> _What is required_
Determine how many lines contain the string "Round", then reply with that figure only.

▶

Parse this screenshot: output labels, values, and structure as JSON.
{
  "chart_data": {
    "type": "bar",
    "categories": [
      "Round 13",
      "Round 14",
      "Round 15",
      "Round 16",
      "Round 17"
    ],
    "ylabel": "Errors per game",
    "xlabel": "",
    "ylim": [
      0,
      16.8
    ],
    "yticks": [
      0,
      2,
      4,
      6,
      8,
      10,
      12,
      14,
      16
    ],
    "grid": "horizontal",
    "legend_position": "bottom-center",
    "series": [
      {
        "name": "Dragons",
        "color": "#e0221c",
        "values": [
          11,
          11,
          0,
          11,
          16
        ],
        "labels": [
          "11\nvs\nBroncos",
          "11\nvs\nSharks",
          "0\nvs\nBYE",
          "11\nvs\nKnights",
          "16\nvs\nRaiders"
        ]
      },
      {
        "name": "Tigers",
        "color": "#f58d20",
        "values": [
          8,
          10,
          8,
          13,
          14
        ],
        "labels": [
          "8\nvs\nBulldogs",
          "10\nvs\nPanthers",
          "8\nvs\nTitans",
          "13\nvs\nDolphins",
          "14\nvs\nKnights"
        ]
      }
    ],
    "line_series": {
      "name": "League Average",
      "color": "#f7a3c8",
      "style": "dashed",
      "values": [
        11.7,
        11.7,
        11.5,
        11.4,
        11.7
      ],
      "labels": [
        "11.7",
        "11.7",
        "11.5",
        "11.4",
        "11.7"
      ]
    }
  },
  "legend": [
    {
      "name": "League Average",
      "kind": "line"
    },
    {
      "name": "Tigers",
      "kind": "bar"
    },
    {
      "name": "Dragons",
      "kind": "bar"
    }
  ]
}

◀

> _Problem solution_
5